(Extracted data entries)
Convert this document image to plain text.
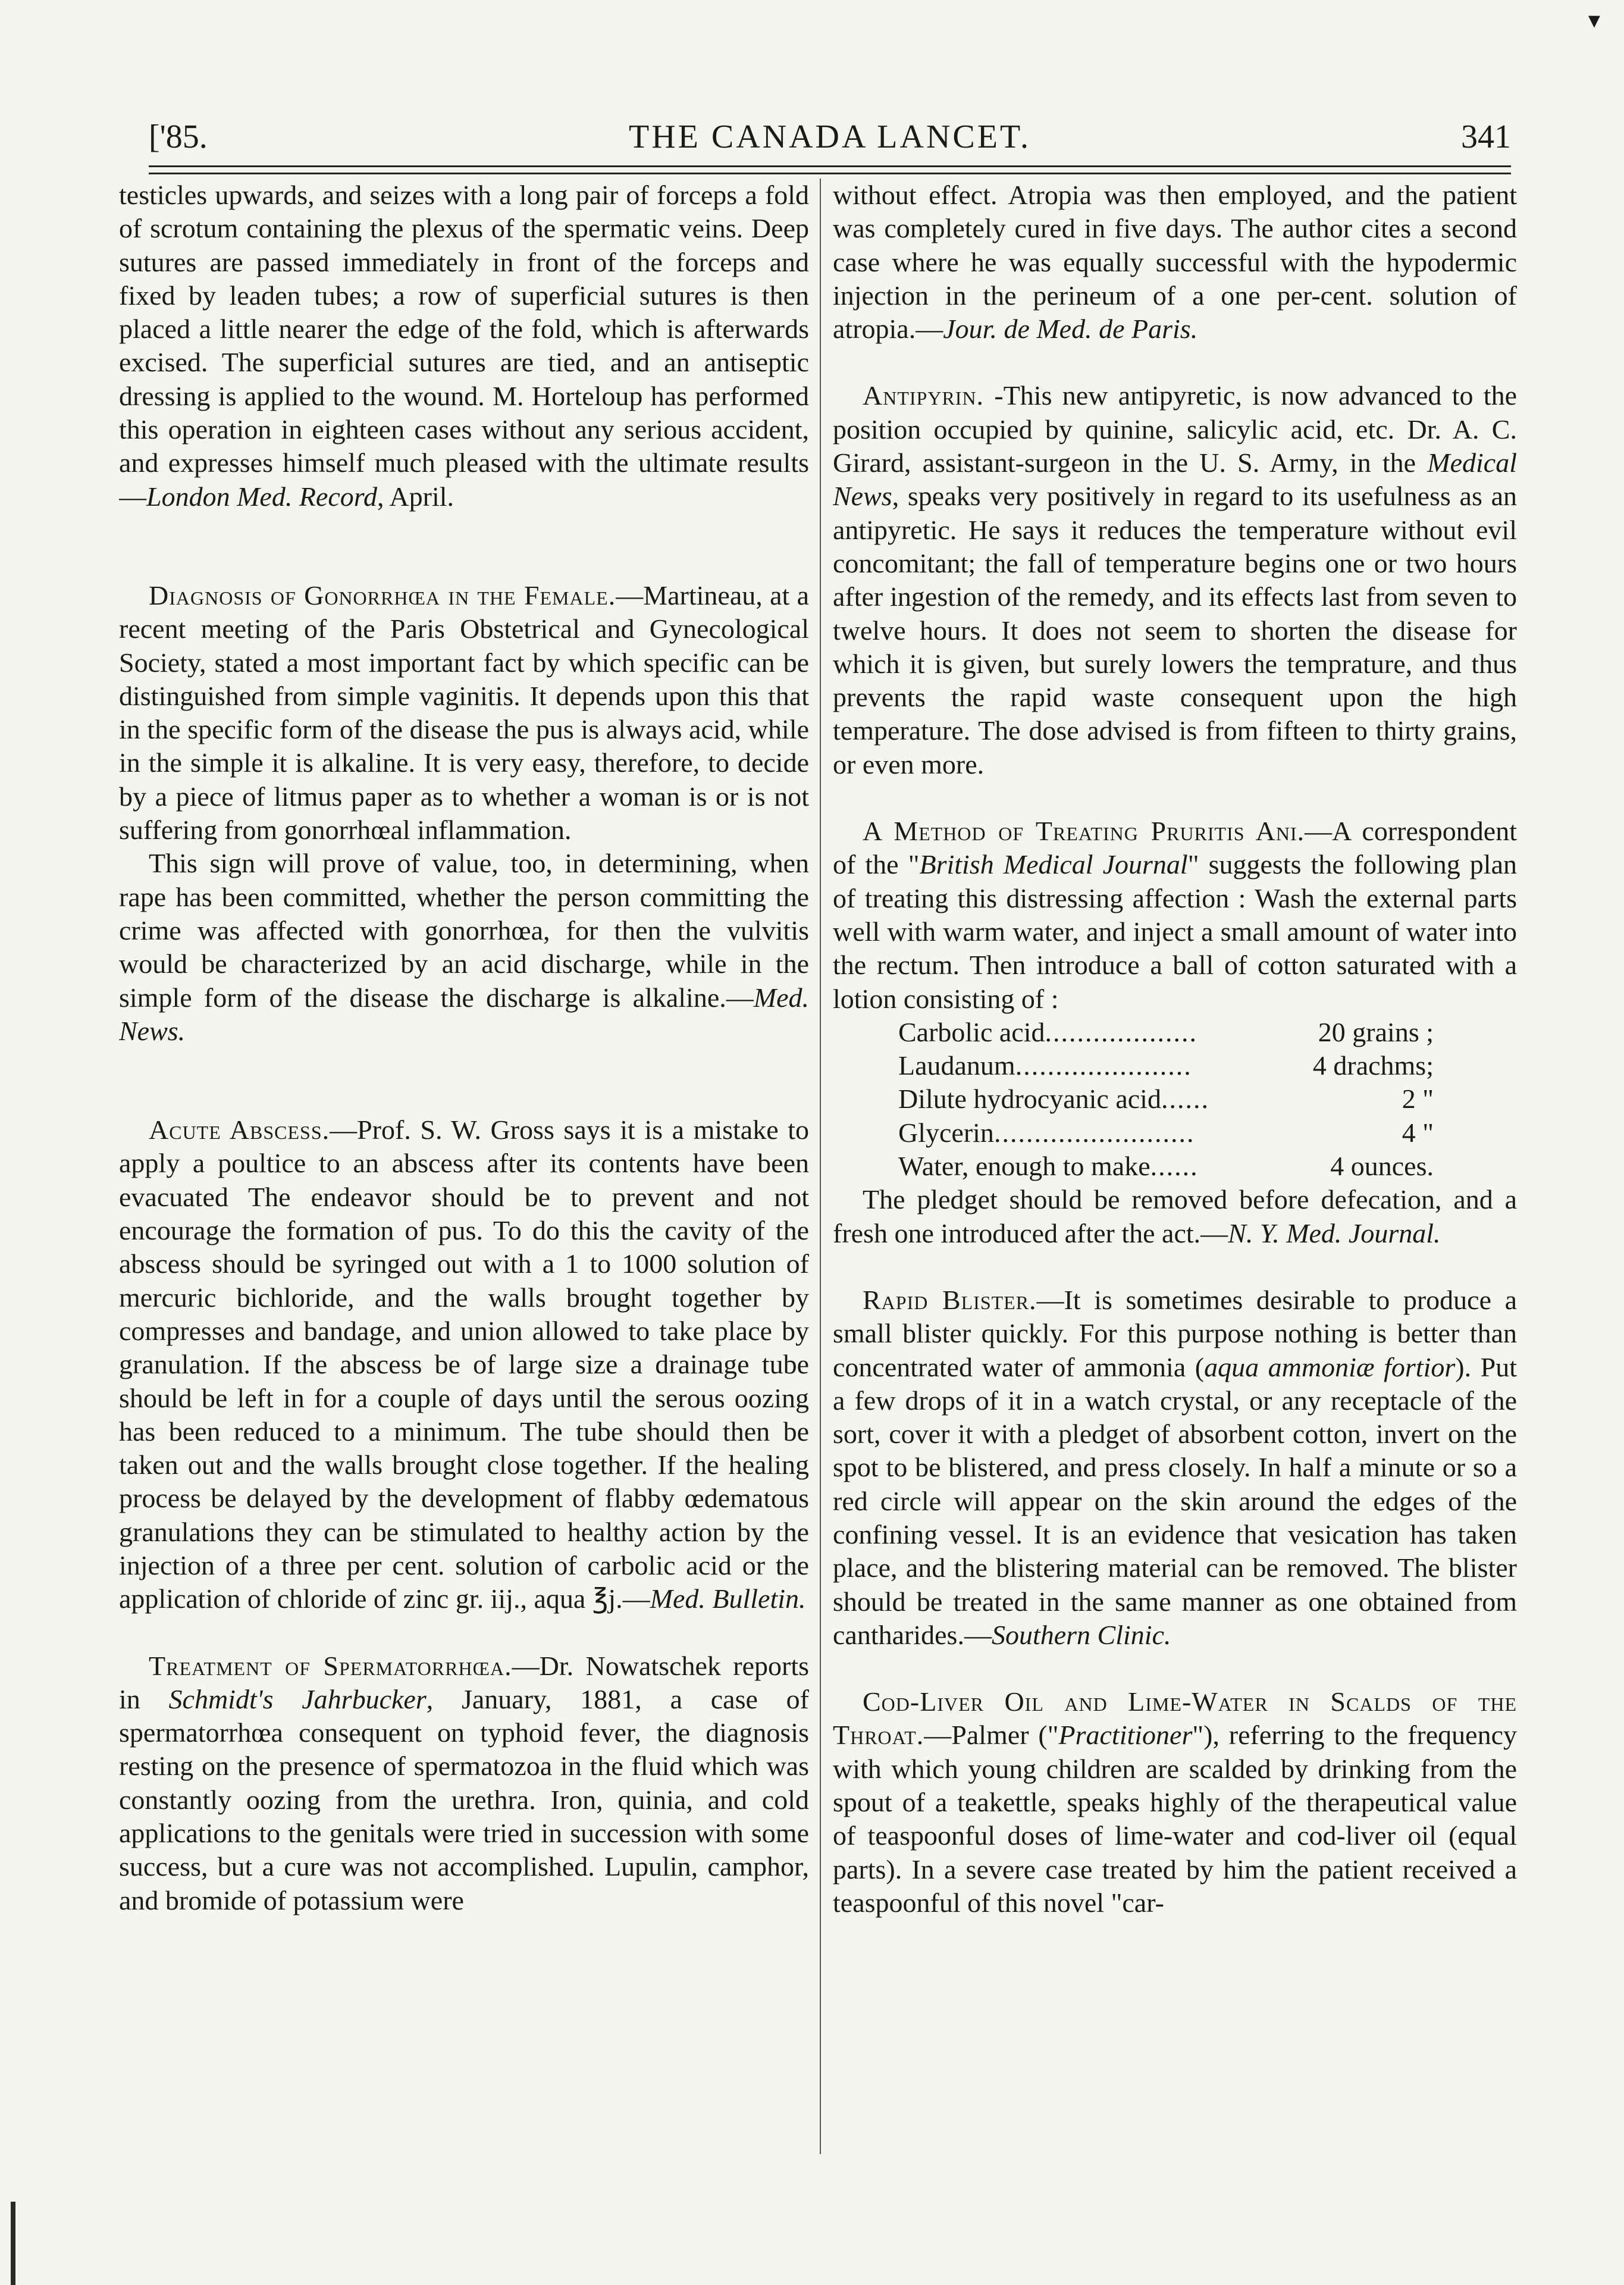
▾
['85.	THE CANADA LANCET.	341

testicles upwards, and seizes with a long pair of forceps a fold of scrotum containing the plexus of the spermatic veins. Deep sutures are passed immediately in front of the forceps and fixed by leaden tubes; a row of superficial sutures is then placed a little nearer the edge of the fold, which is afterwards excised. The superficial sutures are tied, and an antiseptic dressing is applied to the wound. M. Horteloup has performed this operation in eighteen cases without any serious accident, and expresses himself much pleased with the ultimate results —London Med. Record, April.

Diagnosis of Gonorrhœa in the Female.—Martineau, at a recent meeting of the Paris Obstetrical and Gynecological Society, stated a most important fact by which specific can be distinguished from simple vaginitis. It depends upon this that in the specific form of the disease the pus is always acid, while in the simple it is alkaline. It is very easy, therefore, to decide by a piece of litmus paper as to whether a woman is or is not suffering from gonorrhœal inflammation.

This sign will prove of value, too, in determining, when rape has been committed, whether the person committing the crime was affected with gonorrhœa, for then the vulvitis would be characterized by an acid discharge, while in the simple form of the disease the discharge is alkaline.—Med. News.

Acute Abscess.—Prof. S. W. Gross says it is a mistake to apply a poultice to an abscess after its contents have been evacuated The endeavor should be to prevent and not encourage the formation of pus. To do this the cavity of the abscess should be syringed out with a 1 to 1000 solution of mercuric bichloride, and the walls brought together by compresses and bandage, and union allowed to take place by granulation. If the abscess be of large size a drainage tube should be left in for a couple of days until the serous oozing has been reduced to a minimum. The tube should then be taken out and the walls brought close together. If the healing process be delayed by the development of flabby œdematous granulations they can be stimulated to healthy action by the injection of a three per cent. solution of carbolic acid or the application of chloride of zinc gr. iij., aqua ℥j.—Med. Bulletin.

Treatment of Spermatorrhœa.—Dr. Nowatschek reports in Schmidt's Jahrbucker, January, 1881, a case of spermatorrhœa consequent on typhoid fever, the diagnosis resting on the presence of spermatozoa in the fluid which was constantly oozing from the urethra. Iron, quinia, and cold applications to the genitals were tried in succession with some success, but a cure was not accomplished. Lupulin, camphor, and bromide of potassium were

without effect. Atropia was then employed, and the patient was completely cured in five days. The author cites a second case where he was equally successful with the hypodermic injection in the perineum of a one per-cent. solution of atropia.—Jour. de Med. de Paris.

Antipyrin. -This new antipyretic, is now advanced to the position occupied by quinine, salicylic acid, etc. Dr. A. C. Girard, assistant-surgeon in the U. S. Army, in the Medical News, speaks very positively in regard to its usefulness as an antipyretic. He says it reduces the temperature without evil concomitant; the fall of temperature begins one or two hours after ingestion of the remedy, and its effects last from seven to twelve hours. It does not seem to shorten the disease for which it is given, but surely lowers the temprature, and thus prevents the rapid waste consequent upon the high temperature. The dose advised is from fifteen to thirty grains, or even more.

A Method of Treating Pruritis Ani.—A correspondent of the "British Medical Journal" suggests the following plan of treating this distressing affection : Wash the external parts well with warm water, and inject a small amount of water into the rectum. Then introduce a ball of cotton saturated with a lotion consisting of :

Carbolic acid ...................	20 grains ;
Laudanum ......................	4 drachms;
Dilute hydrocyanic acid ......	2 "
Glycerin .........................	4 "
Water, enough to make ......	4 ounces.

The pledget should be removed before defecation, and a fresh one introduced after the act.—N. Y. Med. Journal.

Rapid Blister.—It is sometimes desirable to produce a small blister quickly. For this purpose nothing is better than concentrated water of ammonia (aqua ammoniæ fortior). Put a few drops of it in a watch crystal, or any receptacle of the sort, cover it with a pledget of absorbent cotton, invert on the spot to be blistered, and press closely. In half a minute or so a red circle will appear on the skin around the edges of the confining vessel. It is an evidence that vesication has taken place, and the blistering material can be removed. The blister should be treated in the same manner as one obtained from cantharides.—Southern Clinic.

Cod-Liver Oil and Lime-Water in Scalds of the Throat.—Palmer ("Practitioner"), referring to the frequency with which young children are scalded by drinking from the spout of a teakettle, speaks highly of the therapeutical value of teaspoonful doses of lime-water and cod-liver oil (equal parts). In a severe case treated by him the patient received a teaspoonful of this novel "car-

* Your goal
Extract, from the material above, each line holding the word "whether".

* Solution for this task
Diagnosis of Gonorrhœa in the Female.—Martineau, at a recent meeting of the Paris Obstetrical and Gynecological Society, stated a most important fact by which specific can be distinguished from simple vaginitis. It depends upon this that in the specific form of the disease the pus is always acid, while in the simple it is alkaline. It is very easy, therefore, to decide by a piece of litmus paper as to whether a woman is or is not suffering from gonorrhœal inflammation.
This sign will prove of value, too, in determining, when rape has been committed, whether the person committing the crime was affected with gonorrhœa, for then the vulvitis would be characterized by an acid discharge, while in the simple form of the disease the discharge is alkaline.—Med. News.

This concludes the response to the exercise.